▶ **What to work on**
Should any entry hold a picture, omit that picture and copy the rest of the entry exactly.

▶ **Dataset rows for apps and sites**
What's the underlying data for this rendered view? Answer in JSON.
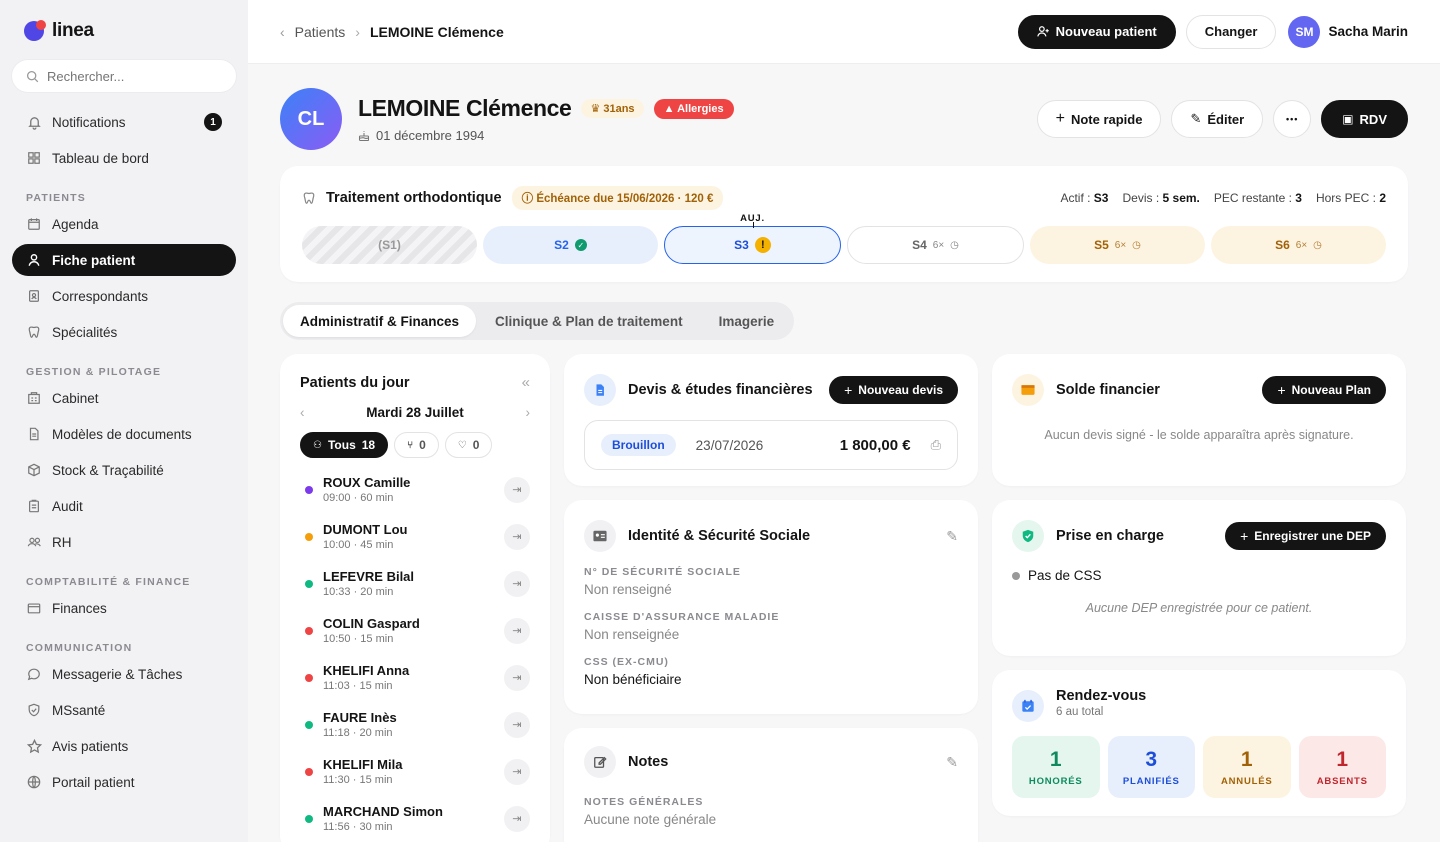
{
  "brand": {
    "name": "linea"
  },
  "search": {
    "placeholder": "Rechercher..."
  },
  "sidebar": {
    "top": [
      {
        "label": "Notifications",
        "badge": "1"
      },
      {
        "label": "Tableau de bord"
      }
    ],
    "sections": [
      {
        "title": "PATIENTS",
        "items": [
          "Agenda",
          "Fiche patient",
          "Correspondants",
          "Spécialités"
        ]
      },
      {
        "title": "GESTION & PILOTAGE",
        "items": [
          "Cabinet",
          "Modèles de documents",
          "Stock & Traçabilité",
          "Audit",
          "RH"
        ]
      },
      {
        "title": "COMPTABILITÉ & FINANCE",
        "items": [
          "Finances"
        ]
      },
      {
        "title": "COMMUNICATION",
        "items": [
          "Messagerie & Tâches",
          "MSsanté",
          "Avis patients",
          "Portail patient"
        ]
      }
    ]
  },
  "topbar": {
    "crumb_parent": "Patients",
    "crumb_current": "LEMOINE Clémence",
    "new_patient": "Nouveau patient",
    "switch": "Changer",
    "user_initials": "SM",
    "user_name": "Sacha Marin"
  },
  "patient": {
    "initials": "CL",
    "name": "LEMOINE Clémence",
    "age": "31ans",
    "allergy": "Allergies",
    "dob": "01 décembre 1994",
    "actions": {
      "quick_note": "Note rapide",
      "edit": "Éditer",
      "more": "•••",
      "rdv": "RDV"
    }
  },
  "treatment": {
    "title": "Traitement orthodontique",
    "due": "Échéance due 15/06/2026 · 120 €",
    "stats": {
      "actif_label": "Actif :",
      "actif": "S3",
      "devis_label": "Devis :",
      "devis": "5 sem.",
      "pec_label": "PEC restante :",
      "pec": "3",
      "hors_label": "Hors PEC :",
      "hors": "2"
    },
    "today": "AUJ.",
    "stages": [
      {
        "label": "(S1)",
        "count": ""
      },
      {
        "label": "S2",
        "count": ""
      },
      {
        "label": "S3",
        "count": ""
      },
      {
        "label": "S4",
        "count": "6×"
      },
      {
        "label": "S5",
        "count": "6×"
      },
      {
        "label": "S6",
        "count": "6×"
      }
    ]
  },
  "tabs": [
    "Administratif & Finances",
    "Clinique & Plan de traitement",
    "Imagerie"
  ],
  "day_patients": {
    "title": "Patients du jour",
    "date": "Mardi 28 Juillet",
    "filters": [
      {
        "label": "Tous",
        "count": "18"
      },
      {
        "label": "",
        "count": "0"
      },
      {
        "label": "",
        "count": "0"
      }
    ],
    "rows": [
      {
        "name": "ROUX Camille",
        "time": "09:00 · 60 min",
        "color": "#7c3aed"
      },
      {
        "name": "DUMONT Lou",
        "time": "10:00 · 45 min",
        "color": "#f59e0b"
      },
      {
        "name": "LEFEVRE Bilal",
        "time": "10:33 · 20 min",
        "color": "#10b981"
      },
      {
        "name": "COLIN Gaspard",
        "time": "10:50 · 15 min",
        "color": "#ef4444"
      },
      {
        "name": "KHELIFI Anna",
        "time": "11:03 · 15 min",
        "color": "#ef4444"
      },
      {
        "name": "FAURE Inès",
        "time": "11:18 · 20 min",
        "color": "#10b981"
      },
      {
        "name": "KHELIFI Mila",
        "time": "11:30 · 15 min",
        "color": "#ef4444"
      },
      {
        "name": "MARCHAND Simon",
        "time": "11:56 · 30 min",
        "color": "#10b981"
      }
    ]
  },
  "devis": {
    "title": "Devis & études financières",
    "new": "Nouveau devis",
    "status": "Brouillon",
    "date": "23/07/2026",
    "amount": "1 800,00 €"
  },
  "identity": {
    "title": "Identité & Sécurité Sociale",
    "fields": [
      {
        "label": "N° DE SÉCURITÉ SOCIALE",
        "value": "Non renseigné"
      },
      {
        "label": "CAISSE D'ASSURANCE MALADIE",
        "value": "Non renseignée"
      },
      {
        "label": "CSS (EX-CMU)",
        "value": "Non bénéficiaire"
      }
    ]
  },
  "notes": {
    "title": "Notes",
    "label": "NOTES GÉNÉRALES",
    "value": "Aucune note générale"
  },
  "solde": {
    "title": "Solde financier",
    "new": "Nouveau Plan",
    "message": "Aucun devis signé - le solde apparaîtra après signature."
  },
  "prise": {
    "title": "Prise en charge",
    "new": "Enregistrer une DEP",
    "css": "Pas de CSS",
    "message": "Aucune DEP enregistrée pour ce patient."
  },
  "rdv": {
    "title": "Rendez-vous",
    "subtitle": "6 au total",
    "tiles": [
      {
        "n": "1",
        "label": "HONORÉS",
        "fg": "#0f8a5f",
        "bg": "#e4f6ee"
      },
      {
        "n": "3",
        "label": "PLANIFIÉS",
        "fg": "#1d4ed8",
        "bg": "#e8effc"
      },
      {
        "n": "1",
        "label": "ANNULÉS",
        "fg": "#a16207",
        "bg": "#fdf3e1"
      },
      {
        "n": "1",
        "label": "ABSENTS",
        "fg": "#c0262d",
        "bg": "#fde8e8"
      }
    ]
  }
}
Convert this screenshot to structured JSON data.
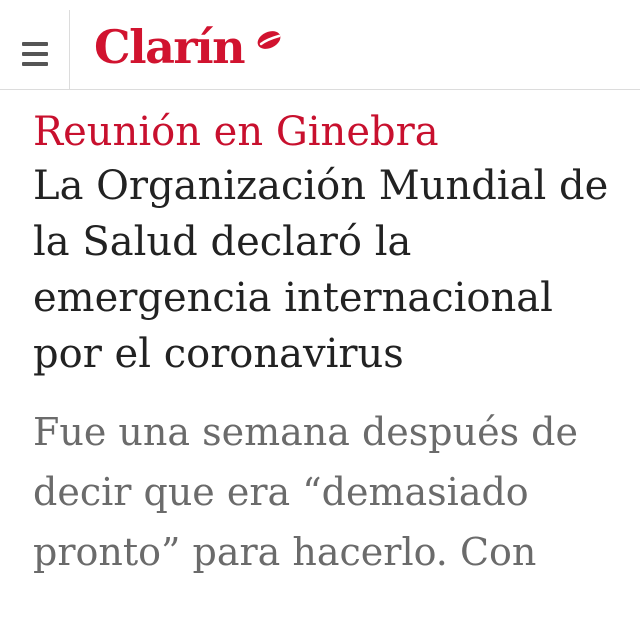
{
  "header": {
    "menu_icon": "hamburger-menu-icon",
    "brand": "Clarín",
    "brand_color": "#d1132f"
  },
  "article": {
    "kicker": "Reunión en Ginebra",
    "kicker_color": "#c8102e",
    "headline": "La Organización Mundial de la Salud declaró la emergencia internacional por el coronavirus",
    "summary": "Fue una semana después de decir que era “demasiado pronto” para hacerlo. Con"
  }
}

▶ **Answer to the exercise**
What's the underlying data for this rendered view? Answer in JSON.
{
  "brand": {
    "name": "linea"
  },
  "search": {
    "placeholder": "Rechercher..."
  },
  "sidebar": {
    "top": [
      {
        "label": "Notifications",
        "badge": "1"
      },
      {
        "label": "Tableau de bord"
      }
    ],
    "sections": [
      {
        "title": "PATIENTS",
        "items": [
          "Agenda",
          "Fiche patient",
          "Correspondants",
          "Spécialités"
        ]
      },
      {
        "title": "GESTION & PILOTAGE",
        "items": [
          "Cabinet",
          "Modèles de documents",
          "Stock & Traçabilité",
          "Audit",
          "RH"
        ]
      },
      {
        "title": "COMPTABILITÉ & FINANCE",
        "items": [
          "Finances"
        ]
      },
      {
        "title": "COMMUNICATION",
        "items": [
          "Messagerie & Tâches",
          "MSsanté",
          "Avis patients",
          "Portail patient"
        ]
      }
    ]
  },
  "topbar": {
    "crumb_parent": "Patients",
    "crumb_current": "LEMOINE Clémence",
    "new_patient": "Nouveau patient",
    "switch": "Changer",
    "user_initials": "SM",
    "user_name": "Sacha Marin"
  },
  "patient": {
    "initials": "CL",
    "name": "LEMOINE Clémence",
    "age": "31ans",
    "allergy": "Allergies",
    "dob": "01 décembre 1994",
    "actions": {
      "quick_note": "Note rapide",
      "edit": "Éditer",
      "more": "•••",
      "rdv": "RDV"
    }
  },
  "treatment": {
    "title": "Traitement orthodontique",
    "due": "Échéance due 15/06/2026 · 120 €",
    "stats": {
      "actif_label": "Actif :",
      "actif": "S3",
      "devis_label": "Devis :",
      "devis": "5 sem.",
      "pec_label": "PEC restante :",
      "pec": "3",
      "hors_label": "Hors PEC :",
      "hors": "2"
    },
    "today": "AUJ.",
    "stages": [
      {
        "label": "(S1)",
        "count": ""
      },
      {
        "label": "S2",
        "count": ""
      },
      {
        "label": "S3",
        "count": ""
      },
      {
        "label": "S4",
        "count": "6×"
      },
      {
        "label": "S5",
        "count": "6×"
      },
      {
        "label": "S6",
        "count": "6×"
      }
    ]
  },
  "tabs": [
    "Administratif & Finances",
    "Clinique & Plan de traitement",
    "Imagerie"
  ],
  "day_patients": {
    "title": "Patients du jour",
    "date": "Mardi 28 Juillet",
    "filters": [
      {
        "label": "Tous",
        "count": "18"
      },
      {
        "label": "",
        "count": "0"
      },
      {
        "label": "",
        "count": "0"
      }
    ],
    "rows": [
      {
        "name": "ROUX Camille",
        "time": "09:00 · 60 min",
        "color": "#7c3aed"
      },
      {
        "name": "DUMONT Lou",
        "time": "10:00 · 45 min",
        "color": "#f59e0b"
      },
      {
        "name": "LEFEVRE Bilal",
        "time": "10:33 · 20 min",
        "color": "#10b981"
      },
      {
        "name": "COLIN Gaspard",
        "time": "10:50 · 15 min",
        "color": "#ef4444"
      },
      {
        "name": "KHELIFI Anna",
        "time": "11:03 · 15 min",
        "color": "#ef4444"
      },
      {
        "name": "FAURE Inès",
        "time": "11:18 · 20 min",
        "color": "#10b981"
      },
      {
        "name": "KHELIFI Mila",
        "time": "11:30 · 15 min",
        "color": "#ef4444"
      },
      {
        "name": "MARCHAND Simon",
        "time": "11:56 · 30 min",
        "color": "#10b981"
      }
    ]
  },
  "devis": {
    "title": "Devis & études financières",
    "new": "Nouveau devis",
    "status": "Brouillon",
    "date": "23/07/2026",
    "amount": "1 800,00 €"
  },
  "identity": {
    "title": "Identité & Sécurité Sociale",
    "fields": [
      {
        "label": "N° DE SÉCURITÉ SOCIALE",
        "value": "Non renseigné"
      },
      {
        "label": "CAISSE D'ASSURANCE MALADIE",
        "value": "Non renseignée"
      },
      {
        "label": "CSS (EX-CMU)",
        "value": "Non bénéficiaire"
      }
    ]
  },
  "notes": {
    "title": "Notes",
    "label": "NOTES GÉNÉRALES",
    "value": "Aucune note générale"
  },
  "solde": {
    "title": "Solde financier",
    "new": "Nouveau Plan",
    "message": "Aucun devis signé - le solde apparaîtra après signature."
  },
  "prise": {
    "title": "Prise en charge",
    "new": "Enregistrer une DEP",
    "css": "Pas de CSS",
    "message": "Aucune DEP enregistrée pour ce patient."
  },
  "rdv": {
    "title": "Rendez-vous",
    "subtitle": "6 au total",
    "tiles": [
      {
        "n": "1",
        "label": "HONORÉS",
        "fg": "#0f8a5f",
        "bg": "#e4f6ee"
      },
      {
        "n": "3",
        "label": "PLANIFIÉS",
        "fg": "#1d4ed8",
        "bg": "#e8effc"
      },
      {
        "n": "1",
        "label": "ANNULÉS",
        "fg": "#a16207",
        "bg": "#fdf3e1"
      },
      {
        "n": "1",
        "label": "ABSENTS",
        "fg": "#c0262d",
        "bg": "#fde8e8"
      }
    ]
  }
}
Convert this screenshot to structured JSON data.
{
  "header": {
    "menu_icon": "hamburger-menu-icon",
    "brand": "Clarín",
    "brand_color": "#d1132f"
  },
  "article": {
    "kicker": "Reunión en Ginebra",
    "kicker_color": "#c8102e",
    "headline": "La Organización Mundial de la Salud declaró la emergencia internacional por el coronavirus",
    "summary": "Fue una semana después de decir que era “demasiado pronto” para hacerlo. Con"
  }
}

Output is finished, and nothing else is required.